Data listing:

-- -- --

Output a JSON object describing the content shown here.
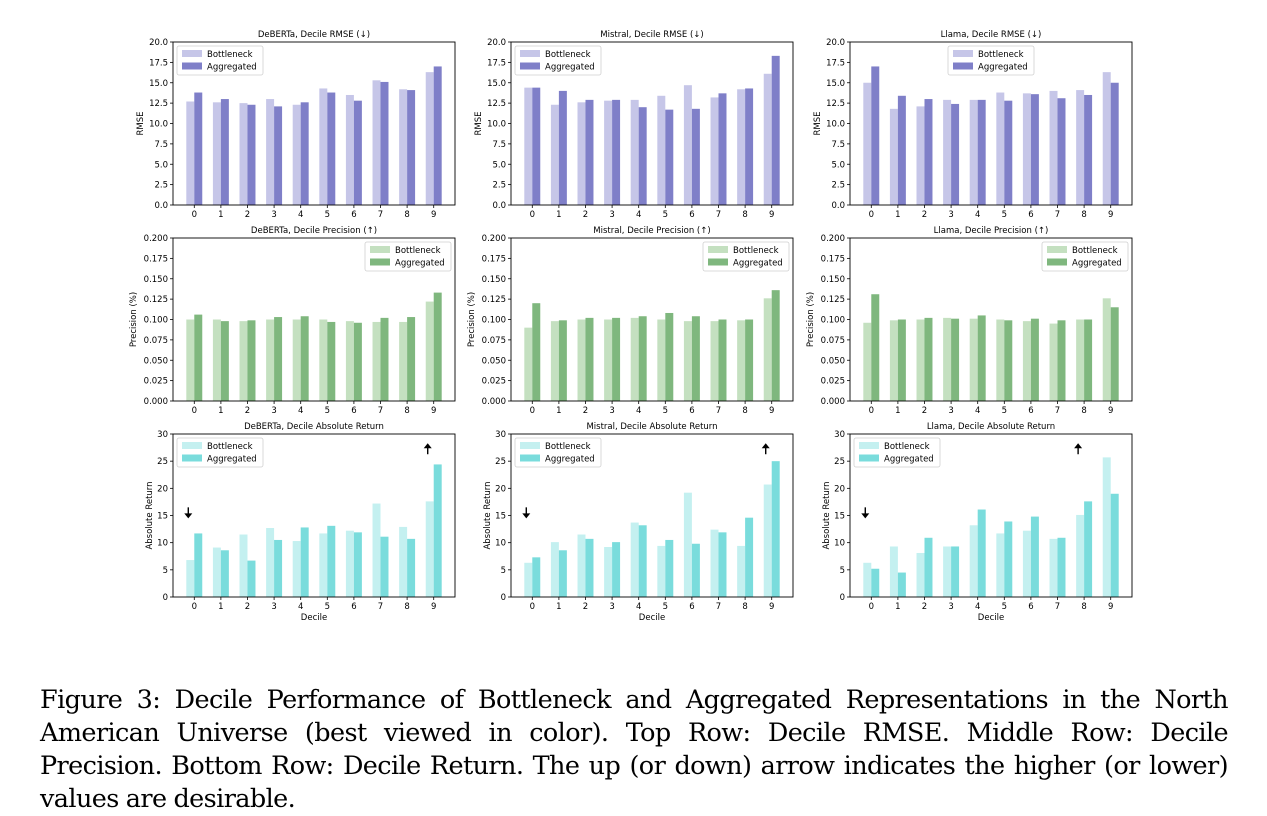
{
  "caption": "Figure 3: Decile Performance of Bottleneck and Aggregated Representations in the North American Universe (best viewed in color). Top Row: Decile RMSE. Middle Row: Decile Precision. Bottom Row: Decile Return. The up (or down) arrow indicates the higher (or lower) values are desirable.",
  "colors": {
    "rmse": {
      "bottleneck": "#c6c6e8",
      "aggregated": "#7f7fc8"
    },
    "precision": {
      "bottleneck": "#c4e0c0",
      "aggregated": "#7fb77e"
    },
    "return": {
      "bottleneck": "#c4f0f0",
      "aggregated": "#7adcdc"
    }
  },
  "chart_data": [
    {
      "type": "bar",
      "title": "DeBERTa, Decile RMSE (↓)",
      "xlabel": "",
      "ylabel": "RMSE",
      "ylim": [
        0,
        20
      ],
      "yticks": [
        "0.0",
        "2.5",
        "5.0",
        "7.5",
        "10.0",
        "12.5",
        "15.0",
        "17.5",
        "20.0"
      ],
      "categories": [
        "0",
        "1",
        "2",
        "3",
        "4",
        "5",
        "6",
        "7",
        "8",
        "9"
      ],
      "legend": "upper left",
      "series": [
        {
          "name": "Bottleneck",
          "values": [
            12.7,
            12.6,
            12.5,
            13.0,
            12.3,
            14.3,
            13.5,
            15.3,
            14.2,
            16.3
          ]
        },
        {
          "name": "Aggregated",
          "values": [
            13.8,
            13.0,
            12.3,
            12.1,
            12.6,
            13.8,
            12.8,
            15.1,
            14.1,
            17.0
          ]
        }
      ]
    },
    {
      "type": "bar",
      "title": "Mistral, Decile RMSE (↓)",
      "xlabel": "",
      "ylabel": "RMSE",
      "ylim": [
        0,
        20
      ],
      "yticks": [
        "0.0",
        "2.5",
        "5.0",
        "7.5",
        "10.0",
        "12.5",
        "15.0",
        "17.5",
        "20.0"
      ],
      "categories": [
        "0",
        "1",
        "2",
        "3",
        "4",
        "5",
        "6",
        "7",
        "8",
        "9"
      ],
      "legend": "upper left",
      "series": [
        {
          "name": "Bottleneck",
          "values": [
            14.4,
            12.3,
            12.6,
            12.8,
            12.9,
            13.4,
            14.7,
            13.2,
            14.2,
            16.1
          ]
        },
        {
          "name": "Aggregated",
          "values": [
            14.4,
            14.0,
            12.9,
            12.9,
            12.0,
            11.7,
            11.8,
            13.7,
            14.3,
            18.3
          ]
        }
      ]
    },
    {
      "type": "bar",
      "title": "Llama, Decile RMSE (↓)",
      "xlabel": "",
      "ylabel": "RMSE",
      "ylim": [
        0,
        20
      ],
      "yticks": [
        "0.0",
        "2.5",
        "5.0",
        "7.5",
        "10.0",
        "12.5",
        "15.0",
        "17.5",
        "20.0"
      ],
      "categories": [
        "0",
        "1",
        "2",
        "3",
        "4",
        "5",
        "6",
        "7",
        "8",
        "9"
      ],
      "legend": "upper center",
      "series": [
        {
          "name": "Bottleneck",
          "values": [
            15.0,
            11.8,
            12.1,
            12.9,
            12.9,
            13.8,
            13.7,
            14.0,
            14.1,
            16.3
          ]
        },
        {
          "name": "Aggregated",
          "values": [
            17.0,
            13.4,
            13.0,
            12.4,
            12.9,
            12.8,
            13.6,
            13.1,
            13.5,
            15.0
          ]
        }
      ]
    },
    {
      "type": "bar",
      "title": "DeBERTa, Decile Precision (↑)",
      "xlabel": "",
      "ylabel": "Precision (%)",
      "ylim": [
        0,
        0.2
      ],
      "yticks": [
        "0.000",
        "0.025",
        "0.050",
        "0.075",
        "0.100",
        "0.125",
        "0.150",
        "0.175",
        "0.200"
      ],
      "categories": [
        "0",
        "1",
        "2",
        "3",
        "4",
        "5",
        "6",
        "7",
        "8",
        "9"
      ],
      "legend": "upper right",
      "series": [
        {
          "name": "Bottleneck",
          "values": [
            0.1,
            0.1,
            0.098,
            0.1,
            0.1,
            0.1,
            0.098,
            0.097,
            0.097,
            0.122
          ]
        },
        {
          "name": "Aggregated",
          "values": [
            0.106,
            0.098,
            0.099,
            0.103,
            0.104,
            0.097,
            0.096,
            0.102,
            0.103,
            0.133
          ]
        }
      ]
    },
    {
      "type": "bar",
      "title": "Mistral, Decile Precision (↑)",
      "xlabel": "",
      "ylabel": "Precision (%)",
      "ylim": [
        0,
        0.2
      ],
      "yticks": [
        "0.000",
        "0.025",
        "0.050",
        "0.075",
        "0.100",
        "0.125",
        "0.150",
        "0.175",
        "0.200"
      ],
      "categories": [
        "0",
        "1",
        "2",
        "3",
        "4",
        "5",
        "6",
        "7",
        "8",
        "9"
      ],
      "legend": "upper right",
      "series": [
        {
          "name": "Bottleneck",
          "values": [
            0.09,
            0.098,
            0.1,
            0.1,
            0.102,
            0.1,
            0.098,
            0.098,
            0.099,
            0.126
          ]
        },
        {
          "name": "Aggregated",
          "values": [
            0.12,
            0.099,
            0.102,
            0.102,
            0.104,
            0.108,
            0.104,
            0.1,
            0.1,
            0.136
          ]
        }
      ]
    },
    {
      "type": "bar",
      "title": "Llama, Decile Precision (↑)",
      "xlabel": "",
      "ylabel": "Precision (%)",
      "ylim": [
        0,
        0.2
      ],
      "yticks": [
        "0.000",
        "0.025",
        "0.050",
        "0.075",
        "0.100",
        "0.125",
        "0.150",
        "0.175",
        "0.200"
      ],
      "categories": [
        "0",
        "1",
        "2",
        "3",
        "4",
        "5",
        "6",
        "7",
        "8",
        "9"
      ],
      "legend": "upper right",
      "series": [
        {
          "name": "Bottleneck",
          "values": [
            0.096,
            0.099,
            0.1,
            0.102,
            0.101,
            0.1,
            0.098,
            0.095,
            0.1,
            0.126
          ]
        },
        {
          "name": "Aggregated",
          "values": [
            0.131,
            0.1,
            0.102,
            0.101,
            0.105,
            0.099,
            0.101,
            0.099,
            0.1,
            0.115
          ]
        }
      ]
    },
    {
      "type": "bar",
      "title": "DeBERTa, Decile Absolute Return",
      "xlabel": "Decile",
      "ylabel": "Absolute Return",
      "ylim": [
        0,
        30
      ],
      "yticks": [
        "0",
        "5",
        "10",
        "15",
        "20",
        "25",
        "30"
      ],
      "categories": [
        "0",
        "1",
        "2",
        "3",
        "4",
        "5",
        "6",
        "7",
        "8",
        "9"
      ],
      "legend": "upper left",
      "arrows": {
        "down_at": "0",
        "up_at": "9"
      },
      "series": [
        {
          "name": "Bottleneck",
          "values": [
            6.8,
            9.1,
            11.5,
            12.7,
            10.3,
            11.7,
            12.2,
            17.2,
            12.9,
            17.6
          ]
        },
        {
          "name": "Aggregated",
          "values": [
            11.7,
            8.6,
            6.7,
            10.5,
            12.8,
            13.1,
            11.9,
            11.1,
            10.7,
            24.4
          ]
        }
      ]
    },
    {
      "type": "bar",
      "title": "Mistral, Decile Absolute Return",
      "xlabel": "Decile",
      "ylabel": "Absolute Return",
      "ylim": [
        0,
        30
      ],
      "yticks": [
        "0",
        "5",
        "10",
        "15",
        "20",
        "25",
        "30"
      ],
      "categories": [
        "0",
        "1",
        "2",
        "3",
        "4",
        "5",
        "6",
        "7",
        "8",
        "9"
      ],
      "legend": "upper left",
      "arrows": {
        "down_at": "0",
        "up_at": "9"
      },
      "series": [
        {
          "name": "Bottleneck",
          "values": [
            6.3,
            10.1,
            11.5,
            9.2,
            13.7,
            9.4,
            19.2,
            12.4,
            9.4,
            20.7
          ]
        },
        {
          "name": "Aggregated",
          "values": [
            7.3,
            8.6,
            10.7,
            10.1,
            13.2,
            10.5,
            9.8,
            11.9,
            14.6,
            25.0
          ]
        }
      ]
    },
    {
      "type": "bar",
      "title": "Llama, Decile Absolute Return",
      "xlabel": "Decile",
      "ylabel": "Absolute Return",
      "ylim": [
        0,
        30
      ],
      "yticks": [
        "0",
        "5",
        "10",
        "15",
        "20",
        "25",
        "30"
      ],
      "categories": [
        "0",
        "1",
        "2",
        "3",
        "4",
        "5",
        "6",
        "7",
        "8",
        "9"
      ],
      "legend": "upper left",
      "arrows": {
        "down_at": "0",
        "up_at": "8"
      },
      "series": [
        {
          "name": "Bottleneck",
          "values": [
            6.3,
            9.3,
            8.1,
            9.3,
            13.2,
            11.7,
            12.2,
            10.7,
            15.1,
            25.7
          ]
        },
        {
          "name": "Aggregated",
          "values": [
            5.2,
            4.5,
            10.9,
            9.3,
            16.1,
            13.9,
            14.8,
            10.9,
            17.6,
            19.0
          ]
        }
      ]
    }
  ]
}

-- -- --

TASK TO CARRY OUT: Which lines hold the word "Mistral"? Copy each of them from the records.

TASK RESPONSE:
      "title": "Mistral, Decile RMSE (↓)",
      "title": "Mistral, Decile Precision (↑)",
      "title": "Mistral, Decile Absolute Return",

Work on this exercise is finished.